TO BE DONE:
Which lines hold the word "this"? Copy each of them.
[start of DATA PROVIDED]
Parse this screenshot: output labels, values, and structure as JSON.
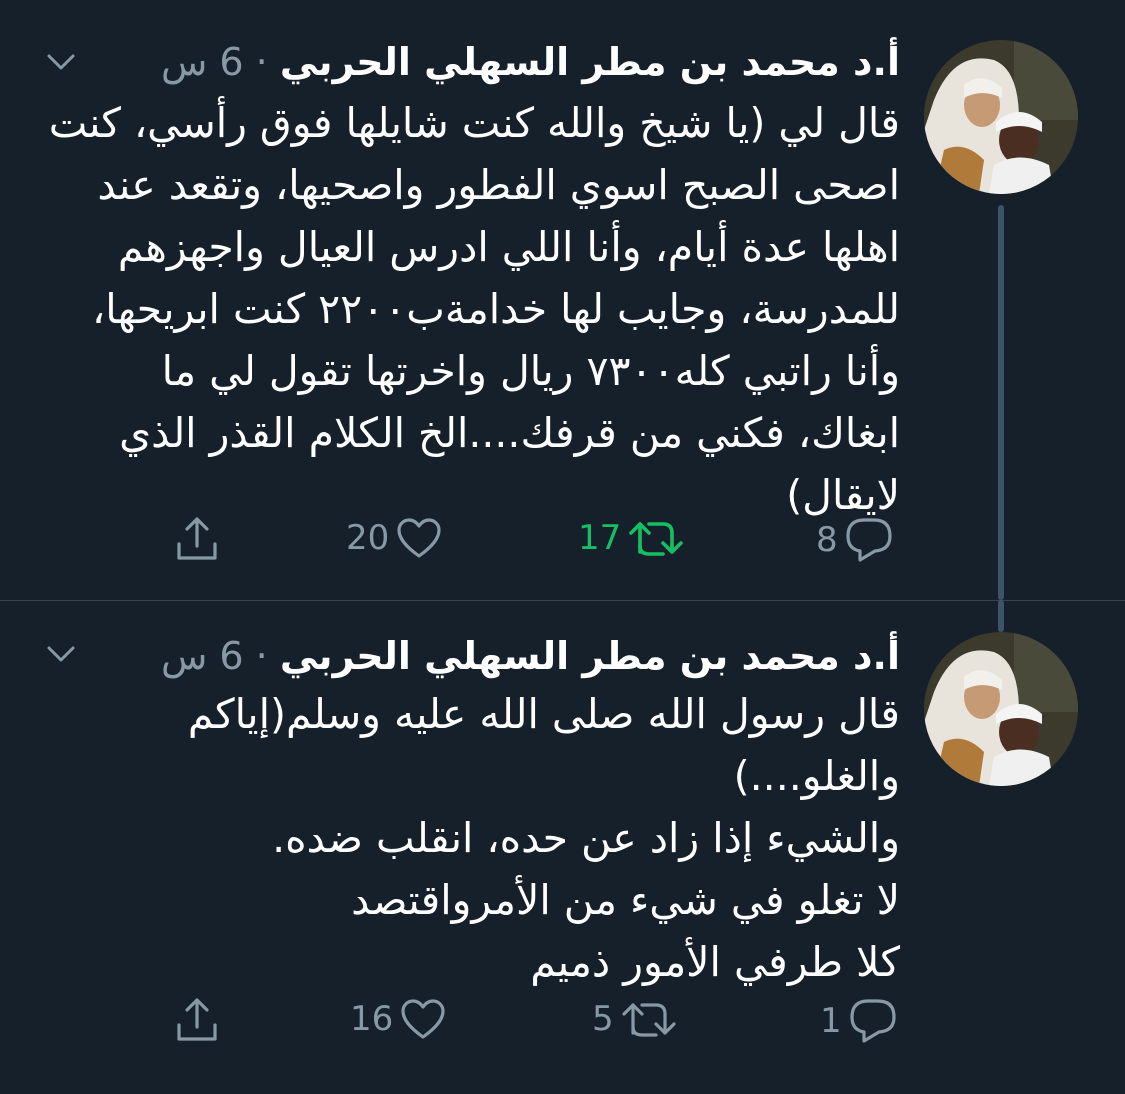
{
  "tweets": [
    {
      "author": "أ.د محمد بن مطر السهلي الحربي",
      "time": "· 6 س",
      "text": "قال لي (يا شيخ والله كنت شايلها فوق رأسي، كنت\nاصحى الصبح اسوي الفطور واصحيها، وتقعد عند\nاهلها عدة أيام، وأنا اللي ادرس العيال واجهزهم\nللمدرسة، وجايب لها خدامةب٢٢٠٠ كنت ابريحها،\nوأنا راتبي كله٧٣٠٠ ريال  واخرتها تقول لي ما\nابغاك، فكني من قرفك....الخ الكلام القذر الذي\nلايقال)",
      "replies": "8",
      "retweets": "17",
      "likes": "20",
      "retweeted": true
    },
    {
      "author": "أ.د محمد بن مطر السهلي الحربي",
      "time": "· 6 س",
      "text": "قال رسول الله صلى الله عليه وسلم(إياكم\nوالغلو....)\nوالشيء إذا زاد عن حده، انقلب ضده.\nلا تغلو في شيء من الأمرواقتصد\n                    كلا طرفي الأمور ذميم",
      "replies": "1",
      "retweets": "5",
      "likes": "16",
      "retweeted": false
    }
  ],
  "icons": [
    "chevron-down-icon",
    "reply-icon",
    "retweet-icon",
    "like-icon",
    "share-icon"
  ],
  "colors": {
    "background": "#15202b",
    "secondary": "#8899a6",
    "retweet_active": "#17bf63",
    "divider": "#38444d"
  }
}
[end of DATA PROVIDED]
[start of DATA PROVIDED]
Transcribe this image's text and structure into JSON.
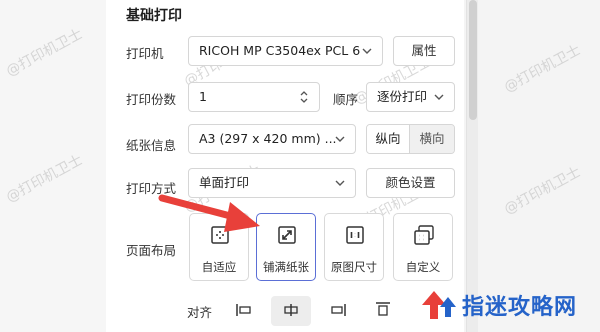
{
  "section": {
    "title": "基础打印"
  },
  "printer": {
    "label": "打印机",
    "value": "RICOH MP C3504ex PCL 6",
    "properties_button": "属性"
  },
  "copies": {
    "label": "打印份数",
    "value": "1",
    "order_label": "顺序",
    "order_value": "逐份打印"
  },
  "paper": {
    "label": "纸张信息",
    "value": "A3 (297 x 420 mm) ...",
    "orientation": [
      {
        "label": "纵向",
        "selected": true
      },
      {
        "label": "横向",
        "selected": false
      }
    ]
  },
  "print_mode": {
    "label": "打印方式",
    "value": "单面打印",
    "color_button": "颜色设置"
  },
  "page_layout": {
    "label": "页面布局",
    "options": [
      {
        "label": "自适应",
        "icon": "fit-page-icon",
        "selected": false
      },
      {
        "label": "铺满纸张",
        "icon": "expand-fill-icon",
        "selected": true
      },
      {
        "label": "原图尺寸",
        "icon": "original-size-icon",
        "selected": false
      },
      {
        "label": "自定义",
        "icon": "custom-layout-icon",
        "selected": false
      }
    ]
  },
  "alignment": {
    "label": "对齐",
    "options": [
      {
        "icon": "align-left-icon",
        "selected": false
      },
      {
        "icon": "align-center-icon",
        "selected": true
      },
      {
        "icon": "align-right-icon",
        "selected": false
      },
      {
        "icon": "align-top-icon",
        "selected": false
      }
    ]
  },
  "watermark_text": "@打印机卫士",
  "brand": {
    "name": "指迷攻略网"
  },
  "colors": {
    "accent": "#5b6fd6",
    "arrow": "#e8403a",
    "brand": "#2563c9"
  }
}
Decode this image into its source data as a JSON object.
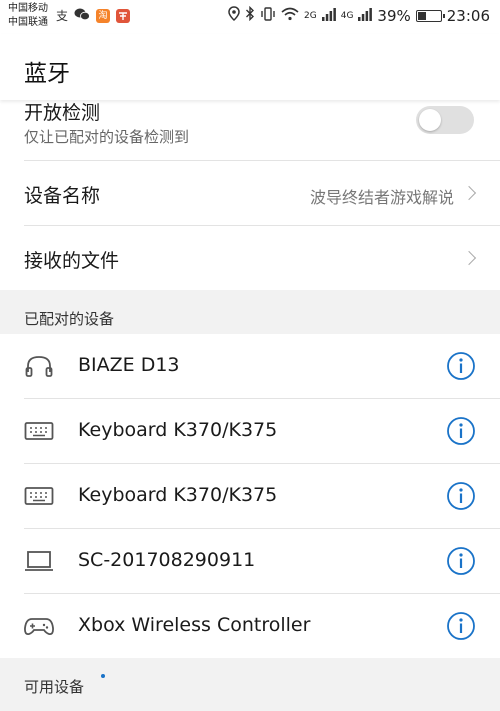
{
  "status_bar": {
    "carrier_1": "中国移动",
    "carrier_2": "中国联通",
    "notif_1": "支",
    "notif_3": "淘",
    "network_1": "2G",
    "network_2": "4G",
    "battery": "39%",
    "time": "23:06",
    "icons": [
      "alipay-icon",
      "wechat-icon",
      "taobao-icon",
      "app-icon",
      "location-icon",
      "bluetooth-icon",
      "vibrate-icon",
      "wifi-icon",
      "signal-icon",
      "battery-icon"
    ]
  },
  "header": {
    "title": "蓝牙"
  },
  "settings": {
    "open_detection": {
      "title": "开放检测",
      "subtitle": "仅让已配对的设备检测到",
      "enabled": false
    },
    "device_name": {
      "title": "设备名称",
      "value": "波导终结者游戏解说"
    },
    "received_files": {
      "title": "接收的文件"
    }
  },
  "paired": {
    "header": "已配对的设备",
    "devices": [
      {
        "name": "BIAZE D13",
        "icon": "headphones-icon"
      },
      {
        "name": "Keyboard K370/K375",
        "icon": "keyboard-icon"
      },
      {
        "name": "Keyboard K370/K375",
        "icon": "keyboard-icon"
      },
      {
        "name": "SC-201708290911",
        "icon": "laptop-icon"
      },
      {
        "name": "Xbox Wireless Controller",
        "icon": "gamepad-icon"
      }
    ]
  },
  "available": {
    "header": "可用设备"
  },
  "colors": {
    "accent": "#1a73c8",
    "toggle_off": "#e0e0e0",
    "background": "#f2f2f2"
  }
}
[end of DATA PROVIDED]
FINAL ANSWER:
Parse this screenshot: output labels, values, and structure as JSON.
Transcribe this image's text and structure into JSON.
Decode this image into its source data as a JSON object.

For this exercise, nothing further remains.